### Challenge
Collect every line that includes the string "CONFIG".

### Material
^^^^

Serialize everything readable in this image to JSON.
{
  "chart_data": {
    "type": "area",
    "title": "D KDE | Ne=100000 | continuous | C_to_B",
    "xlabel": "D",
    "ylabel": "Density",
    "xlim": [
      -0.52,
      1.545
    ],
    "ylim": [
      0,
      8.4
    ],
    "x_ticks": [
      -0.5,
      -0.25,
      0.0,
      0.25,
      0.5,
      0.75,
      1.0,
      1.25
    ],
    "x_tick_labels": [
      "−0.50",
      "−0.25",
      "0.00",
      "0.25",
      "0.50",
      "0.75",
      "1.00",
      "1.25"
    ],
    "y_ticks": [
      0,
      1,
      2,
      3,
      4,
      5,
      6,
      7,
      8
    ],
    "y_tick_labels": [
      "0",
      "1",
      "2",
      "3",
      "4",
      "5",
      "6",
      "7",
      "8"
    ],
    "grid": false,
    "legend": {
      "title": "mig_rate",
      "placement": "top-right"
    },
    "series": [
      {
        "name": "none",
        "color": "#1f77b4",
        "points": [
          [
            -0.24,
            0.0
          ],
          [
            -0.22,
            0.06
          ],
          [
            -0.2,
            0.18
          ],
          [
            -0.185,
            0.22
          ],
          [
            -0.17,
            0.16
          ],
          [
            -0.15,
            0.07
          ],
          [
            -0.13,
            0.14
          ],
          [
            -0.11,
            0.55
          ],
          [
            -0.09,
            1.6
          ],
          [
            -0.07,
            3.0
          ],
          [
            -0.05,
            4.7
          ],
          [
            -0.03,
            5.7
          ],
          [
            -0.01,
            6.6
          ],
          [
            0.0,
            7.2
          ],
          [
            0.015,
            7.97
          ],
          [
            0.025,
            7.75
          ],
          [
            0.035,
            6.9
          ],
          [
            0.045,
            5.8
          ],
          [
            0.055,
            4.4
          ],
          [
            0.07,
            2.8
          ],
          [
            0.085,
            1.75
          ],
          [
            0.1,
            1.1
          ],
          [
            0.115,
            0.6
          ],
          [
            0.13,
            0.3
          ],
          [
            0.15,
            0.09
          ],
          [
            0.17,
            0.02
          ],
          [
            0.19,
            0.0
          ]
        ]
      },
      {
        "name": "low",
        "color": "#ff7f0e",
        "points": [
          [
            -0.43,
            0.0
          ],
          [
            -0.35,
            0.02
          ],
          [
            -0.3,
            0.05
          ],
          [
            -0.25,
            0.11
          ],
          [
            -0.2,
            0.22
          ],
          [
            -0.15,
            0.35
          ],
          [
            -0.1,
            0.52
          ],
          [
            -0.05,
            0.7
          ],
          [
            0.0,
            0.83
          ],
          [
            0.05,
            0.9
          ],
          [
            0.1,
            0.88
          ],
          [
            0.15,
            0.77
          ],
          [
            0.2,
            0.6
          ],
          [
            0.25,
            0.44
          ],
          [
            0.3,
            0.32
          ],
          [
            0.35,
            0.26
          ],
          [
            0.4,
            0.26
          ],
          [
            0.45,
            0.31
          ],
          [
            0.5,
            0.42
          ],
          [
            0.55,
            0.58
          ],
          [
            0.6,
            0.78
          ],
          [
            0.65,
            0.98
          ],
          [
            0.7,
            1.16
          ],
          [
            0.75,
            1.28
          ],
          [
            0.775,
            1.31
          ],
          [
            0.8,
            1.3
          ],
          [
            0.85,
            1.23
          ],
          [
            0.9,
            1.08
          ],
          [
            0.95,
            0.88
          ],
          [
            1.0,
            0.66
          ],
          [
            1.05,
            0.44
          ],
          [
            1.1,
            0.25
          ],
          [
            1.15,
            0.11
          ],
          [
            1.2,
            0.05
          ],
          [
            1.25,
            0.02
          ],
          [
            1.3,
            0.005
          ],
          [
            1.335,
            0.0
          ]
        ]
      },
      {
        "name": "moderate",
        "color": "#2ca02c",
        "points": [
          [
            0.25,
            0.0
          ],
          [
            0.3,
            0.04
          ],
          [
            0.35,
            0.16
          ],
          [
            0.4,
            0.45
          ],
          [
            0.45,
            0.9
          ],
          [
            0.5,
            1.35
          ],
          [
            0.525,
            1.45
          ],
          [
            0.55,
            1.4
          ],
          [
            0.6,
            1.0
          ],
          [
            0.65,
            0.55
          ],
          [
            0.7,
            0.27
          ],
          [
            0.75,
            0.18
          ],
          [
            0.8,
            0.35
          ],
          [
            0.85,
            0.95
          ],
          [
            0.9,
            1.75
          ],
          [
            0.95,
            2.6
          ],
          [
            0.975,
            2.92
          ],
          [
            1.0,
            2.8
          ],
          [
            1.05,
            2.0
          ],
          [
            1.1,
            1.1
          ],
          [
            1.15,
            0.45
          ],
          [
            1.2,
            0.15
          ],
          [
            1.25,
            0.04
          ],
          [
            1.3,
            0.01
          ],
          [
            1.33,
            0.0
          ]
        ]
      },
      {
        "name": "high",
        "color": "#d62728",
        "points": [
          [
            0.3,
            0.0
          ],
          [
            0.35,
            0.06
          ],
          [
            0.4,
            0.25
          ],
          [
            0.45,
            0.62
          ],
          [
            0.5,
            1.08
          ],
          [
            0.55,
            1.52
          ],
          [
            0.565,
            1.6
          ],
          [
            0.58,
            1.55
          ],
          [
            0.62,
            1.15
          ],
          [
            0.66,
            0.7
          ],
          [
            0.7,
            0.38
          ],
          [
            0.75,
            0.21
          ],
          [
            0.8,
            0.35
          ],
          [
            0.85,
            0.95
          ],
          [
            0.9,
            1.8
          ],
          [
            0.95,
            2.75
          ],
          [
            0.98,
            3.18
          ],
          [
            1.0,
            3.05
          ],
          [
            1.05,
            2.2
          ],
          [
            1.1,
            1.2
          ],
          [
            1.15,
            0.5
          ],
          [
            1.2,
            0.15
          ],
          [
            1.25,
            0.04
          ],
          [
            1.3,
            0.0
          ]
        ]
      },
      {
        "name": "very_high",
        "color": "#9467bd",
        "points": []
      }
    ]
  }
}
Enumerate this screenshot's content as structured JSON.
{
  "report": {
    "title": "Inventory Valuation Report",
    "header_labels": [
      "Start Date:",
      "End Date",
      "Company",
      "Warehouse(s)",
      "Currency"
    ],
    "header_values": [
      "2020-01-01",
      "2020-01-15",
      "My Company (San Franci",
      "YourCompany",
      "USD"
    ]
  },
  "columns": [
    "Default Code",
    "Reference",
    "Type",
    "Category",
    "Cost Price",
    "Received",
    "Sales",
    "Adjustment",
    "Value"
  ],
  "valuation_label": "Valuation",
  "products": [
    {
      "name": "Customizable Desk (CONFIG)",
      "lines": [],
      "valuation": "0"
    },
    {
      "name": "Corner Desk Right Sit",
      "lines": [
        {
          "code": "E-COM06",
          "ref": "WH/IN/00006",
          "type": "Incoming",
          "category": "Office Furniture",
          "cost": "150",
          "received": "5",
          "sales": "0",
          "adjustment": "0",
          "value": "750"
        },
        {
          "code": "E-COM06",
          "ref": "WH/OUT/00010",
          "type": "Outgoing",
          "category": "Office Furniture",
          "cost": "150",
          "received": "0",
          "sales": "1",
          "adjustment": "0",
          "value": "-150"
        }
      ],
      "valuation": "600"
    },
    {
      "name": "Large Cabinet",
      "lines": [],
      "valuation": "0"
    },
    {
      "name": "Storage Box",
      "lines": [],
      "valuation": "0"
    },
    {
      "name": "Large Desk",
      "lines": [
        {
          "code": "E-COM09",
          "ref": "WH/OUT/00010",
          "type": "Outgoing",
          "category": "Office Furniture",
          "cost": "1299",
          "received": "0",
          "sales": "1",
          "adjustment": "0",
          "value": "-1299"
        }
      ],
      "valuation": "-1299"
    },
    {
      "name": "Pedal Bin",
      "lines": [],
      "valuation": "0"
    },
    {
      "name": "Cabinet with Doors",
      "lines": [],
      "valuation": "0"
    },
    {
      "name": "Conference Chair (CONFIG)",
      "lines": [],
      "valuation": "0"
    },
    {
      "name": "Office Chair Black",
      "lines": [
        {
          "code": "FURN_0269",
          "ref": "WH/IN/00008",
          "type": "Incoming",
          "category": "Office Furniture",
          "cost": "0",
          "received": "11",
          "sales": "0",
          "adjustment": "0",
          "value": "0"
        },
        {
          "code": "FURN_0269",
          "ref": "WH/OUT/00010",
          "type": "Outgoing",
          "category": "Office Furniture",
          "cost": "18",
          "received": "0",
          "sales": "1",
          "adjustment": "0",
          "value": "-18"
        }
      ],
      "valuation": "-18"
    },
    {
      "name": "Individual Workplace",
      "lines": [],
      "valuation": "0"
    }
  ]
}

^^^^

### Exercise response
      "name": "Customizable Desk (CONFIG)",
      "name": "Conference Chair (CONFIG)",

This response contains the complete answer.